[Begin]

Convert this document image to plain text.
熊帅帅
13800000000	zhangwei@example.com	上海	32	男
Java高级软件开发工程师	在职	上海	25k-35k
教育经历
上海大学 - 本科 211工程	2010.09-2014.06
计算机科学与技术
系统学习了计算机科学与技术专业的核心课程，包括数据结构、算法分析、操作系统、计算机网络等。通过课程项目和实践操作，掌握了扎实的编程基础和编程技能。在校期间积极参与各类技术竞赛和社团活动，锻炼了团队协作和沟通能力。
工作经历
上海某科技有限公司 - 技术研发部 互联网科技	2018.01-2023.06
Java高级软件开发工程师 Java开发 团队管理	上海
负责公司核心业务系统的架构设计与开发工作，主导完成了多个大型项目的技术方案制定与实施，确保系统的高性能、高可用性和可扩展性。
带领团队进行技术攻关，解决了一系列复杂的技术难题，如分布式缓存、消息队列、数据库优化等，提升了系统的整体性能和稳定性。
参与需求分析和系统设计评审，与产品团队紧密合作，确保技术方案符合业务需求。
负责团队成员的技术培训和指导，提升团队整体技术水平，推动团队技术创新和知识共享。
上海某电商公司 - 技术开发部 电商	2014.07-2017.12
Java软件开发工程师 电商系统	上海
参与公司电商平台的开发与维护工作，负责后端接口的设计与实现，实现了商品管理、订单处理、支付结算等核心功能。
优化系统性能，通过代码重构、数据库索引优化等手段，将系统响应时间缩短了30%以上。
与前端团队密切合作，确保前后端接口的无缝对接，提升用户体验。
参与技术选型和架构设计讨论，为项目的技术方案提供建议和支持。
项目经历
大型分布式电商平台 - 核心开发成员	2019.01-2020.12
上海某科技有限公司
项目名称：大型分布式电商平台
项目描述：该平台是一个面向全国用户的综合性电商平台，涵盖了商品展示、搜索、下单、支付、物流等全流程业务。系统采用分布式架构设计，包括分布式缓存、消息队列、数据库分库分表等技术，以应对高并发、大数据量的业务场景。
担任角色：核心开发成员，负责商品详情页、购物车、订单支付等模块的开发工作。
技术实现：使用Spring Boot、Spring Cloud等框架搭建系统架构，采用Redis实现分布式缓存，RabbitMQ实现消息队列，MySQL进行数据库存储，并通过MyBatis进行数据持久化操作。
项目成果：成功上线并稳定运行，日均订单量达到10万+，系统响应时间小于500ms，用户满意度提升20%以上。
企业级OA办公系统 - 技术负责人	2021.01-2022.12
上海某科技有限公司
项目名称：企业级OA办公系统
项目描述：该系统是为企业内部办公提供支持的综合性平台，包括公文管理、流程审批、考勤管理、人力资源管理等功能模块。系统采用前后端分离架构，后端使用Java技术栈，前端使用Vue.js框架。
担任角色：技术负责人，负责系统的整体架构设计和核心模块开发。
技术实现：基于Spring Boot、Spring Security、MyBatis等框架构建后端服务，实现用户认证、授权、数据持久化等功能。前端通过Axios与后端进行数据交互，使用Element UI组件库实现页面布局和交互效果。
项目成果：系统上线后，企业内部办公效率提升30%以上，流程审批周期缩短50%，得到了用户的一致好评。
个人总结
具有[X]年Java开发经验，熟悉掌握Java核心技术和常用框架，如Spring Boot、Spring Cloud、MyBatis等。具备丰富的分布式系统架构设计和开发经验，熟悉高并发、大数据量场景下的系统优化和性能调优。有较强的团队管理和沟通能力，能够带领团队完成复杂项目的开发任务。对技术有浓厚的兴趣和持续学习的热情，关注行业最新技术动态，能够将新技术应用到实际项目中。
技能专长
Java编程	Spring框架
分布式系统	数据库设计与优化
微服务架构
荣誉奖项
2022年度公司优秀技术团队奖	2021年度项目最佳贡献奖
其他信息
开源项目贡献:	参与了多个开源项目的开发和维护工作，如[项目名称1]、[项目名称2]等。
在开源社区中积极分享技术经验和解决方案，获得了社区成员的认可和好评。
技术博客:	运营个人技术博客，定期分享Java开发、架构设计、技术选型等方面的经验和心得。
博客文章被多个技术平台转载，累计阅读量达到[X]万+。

[End]

_STATED PROBLEM_
Every entry in the listing must be retyped exactly.

_RESPONSE TO THIS EXERCISE_
Convert this document image to plain text.
熊帅帅
13800000000	zhangwei@example.com	上海	32	男
Java高级软件开发工程师	在职	上海	25k-35k
教育经历
上海大学 - 本科 211工程	2010.09-2014.06
计算机科学与技术
系统学习了计算机科学与技术专业的核心课程，包括数据结构、算法分析、操作系统、计算机网络等。通过课程项目和实践操作，掌握了扎实的编程基础和编程技能。在校期间积极参与各类技术竞赛和社团活动，锻炼了团队协作和沟通能力。
工作经历
上海某科技有限公司 - 技术研发部 互联网科技	2018.01-2023.06
Java高级软件开发工程师 Java开发 团队管理	上海
负责公司核心业务系统的架构设计与开发工作，主导完成了多个大型项目的技术方案制定与实施，确保系统的高性能、高可用性和可扩展性。
带领团队进行技术攻关，解决了一系列复杂的技术难题，如分布式缓存、消息队列、数据库优化等，提升了系统的整体性能和稳定性。
参与需求分析和系统设计评审，与产品团队紧密合作，确保技术方案符合业务需求。
负责团队成员的技术培训和指导，提升团队整体技术水平，推动团队技术创新和知识共享。
上海某电商公司 - 技术开发部 电商	2014.07-2017.12
Java软件开发工程师 电商系统	上海
参与公司电商平台的开发与维护工作，负责后端接口的设计与实现，实现了商品管理、订单处理、支付结算等核心功能。
优化系统性能，通过代码重构、数据库索引优化等手段，将系统响应时间缩短了30%以上。
与前端团队密切合作，确保前后端接口的无缝对接，提升用户体验。
参与技术选型和架构设计讨论，为项目的技术方案提供建议和支持。
项目经历
大型分布式电商平台 - 核心开发成员	2019.01-2020.12
上海某科技有限公司
项目名称：大型分布式电商平台
项目描述：该平台是一个面向全国用户的综合性电商平台，涵盖了商品展示、搜索、下单、支付、物流等全流程业务。系统采用分布式架构设计，包括分布式缓存、消息队列、数据库分库分表等技术，以应对高并发、大数据量的业务场景。
担任角色：核心开发成员，负责商品详情页、购物车、订单支付等模块的开发工作。
技术实现：使用Spring Boot、Spring Cloud等框架搭建系统架构，采用Redis实现分布式缓存，RabbitMQ实现消息队列，MySQL进行数据库存储，并通过MyBatis进行数据持久化操作。
项目成果：成功上线并稳定运行，日均订单量达到10万+，系统响应时间小于500ms，用户满意度提升20%以上。
企业级OA办公系统 - 技术负责人	2021.01-2022.12
上海某科技有限公司
项目名称：企业级OA办公系统
项目描述：该系统是为企业内部办公提供支持的综合性平台，包括公文管理、流程审批、考勤管理、人力资源管理等功能模块。系统采用前后端分离架构，后端使用Java技术栈，前端使用Vue.js框架。
担任角色：技术负责人，负责系统的整体架构设计和核心模块开发。
技术实现：基于Spring Boot、Spring Security、MyBatis等框架构建后端服务，实现用户认证、授权、数据持久化等功能。前端通过Axios与后端进行数据交互，使用Element UI组件库实现页面布局和交互效果。
项目成果：系统上线后，企业内部办公效率提升30%以上，流程审批周期缩短50%，得到了用户的一致好评。
个人总结
具有[X]年Java开发经验，熟悉掌握Java核心技术和常用框架，如Spring Boot、Spring Cloud、MyBatis等。具备丰富的分布式系统架构设计和开发经验，熟悉高并发、大数据量场景下的系统优化和性能调优。有较强的团队管理和沟通能力，能够带领团队完成复杂项目的开发任务。对技术有浓厚的兴趣和持续学习的热情，关注行业最新技术动态，能够将新技术应用到实际项目中。
技能专长
Java编程	Spring框架
分布式系统	数据库设计与优化
微服务架构
荣誉奖项
2022年度公司优秀技术团队奖	2021年度项目最佳贡献奖
其他信息
开源项目贡献:	参与了多个开源项目的开发和维护工作，如[项目名称1]、[项目名称2]等。
在开源社区中积极分享技术经验和解决方案，获得了社区成员的认可和好评。
技术博客:	运营个人技术博客，定期分享Java开发、架构设计、技术选型等方面的经验和心得。
博客文章被多个技术平台转载，累计阅读量达到[X]万+。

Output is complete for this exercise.